GIVEN REQUEST -> In the entries below, count the lines holding "every". Reply with the number only.

SOURCE DATA ->

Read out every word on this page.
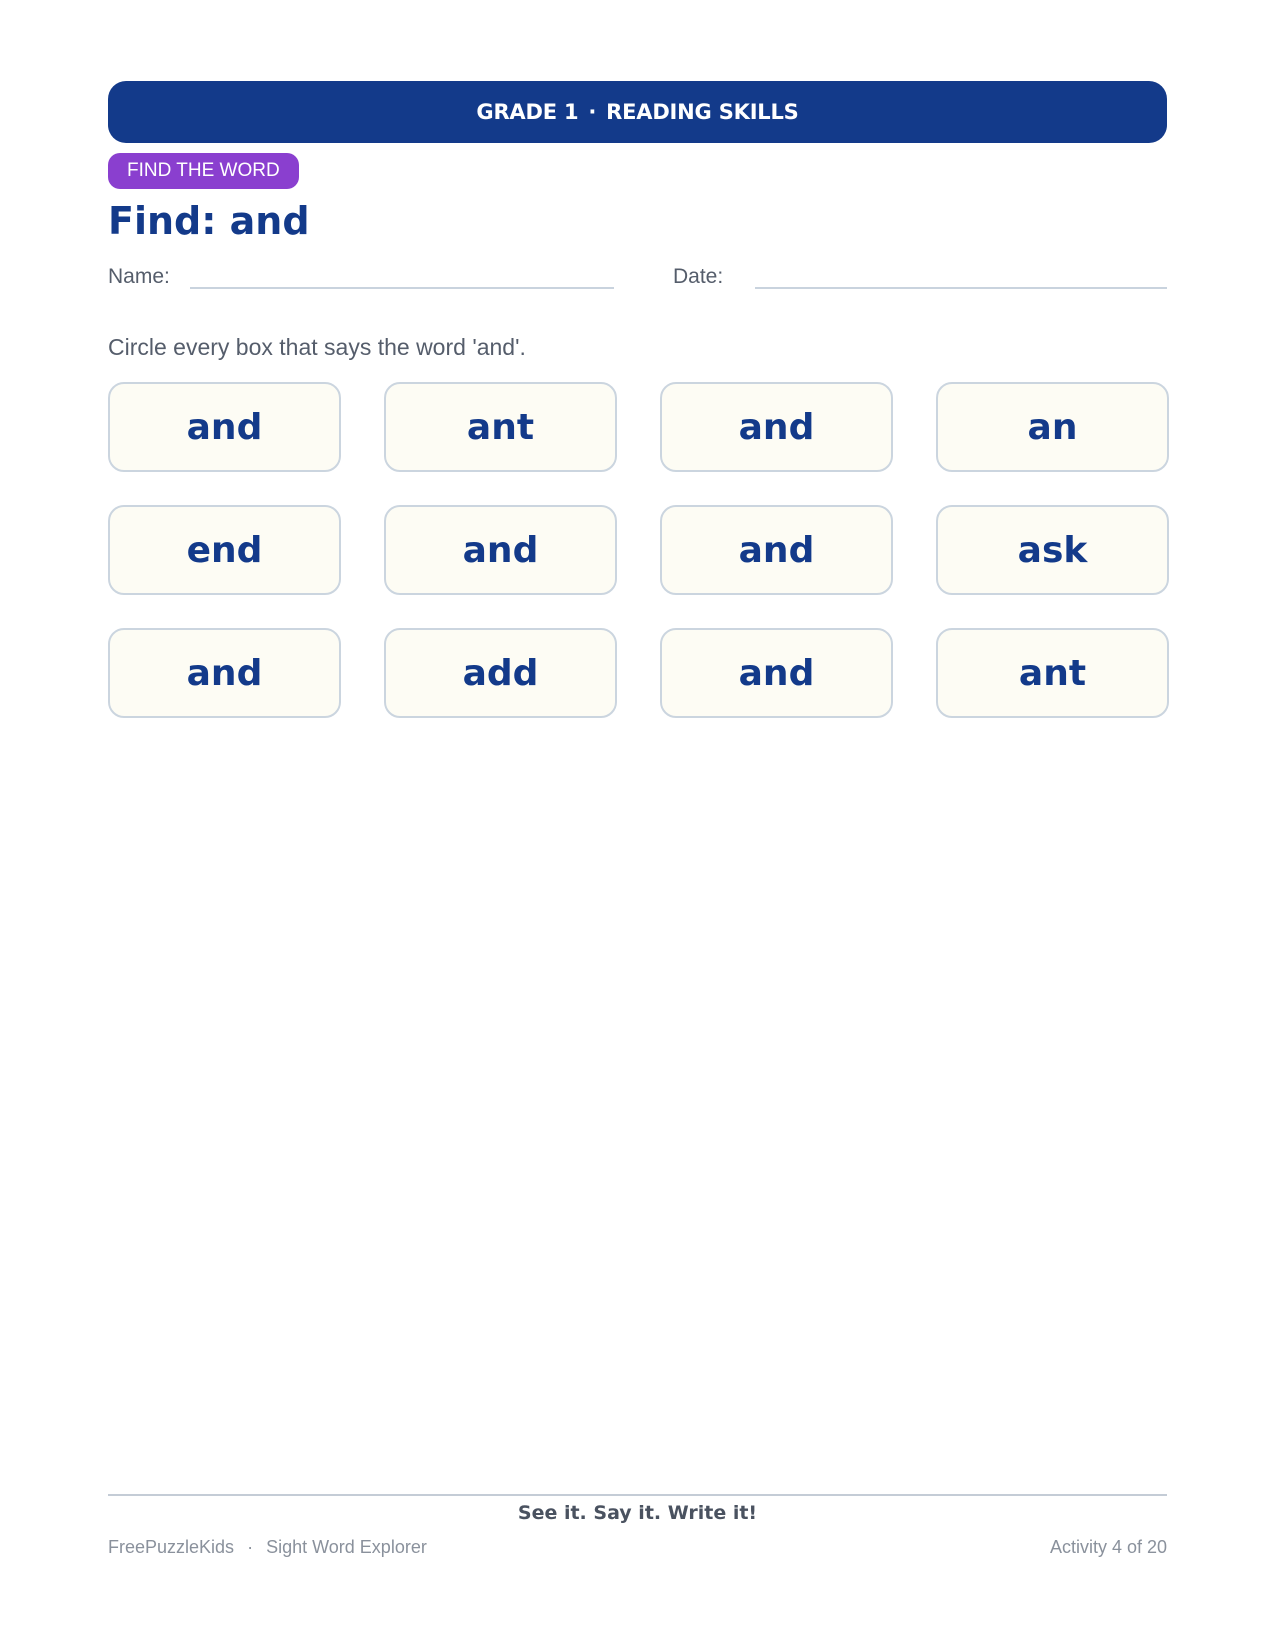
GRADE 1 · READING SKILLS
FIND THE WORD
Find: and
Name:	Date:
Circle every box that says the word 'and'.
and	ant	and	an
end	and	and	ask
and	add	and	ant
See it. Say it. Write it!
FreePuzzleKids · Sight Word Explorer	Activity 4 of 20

COMPLETE RESPONSE -> 2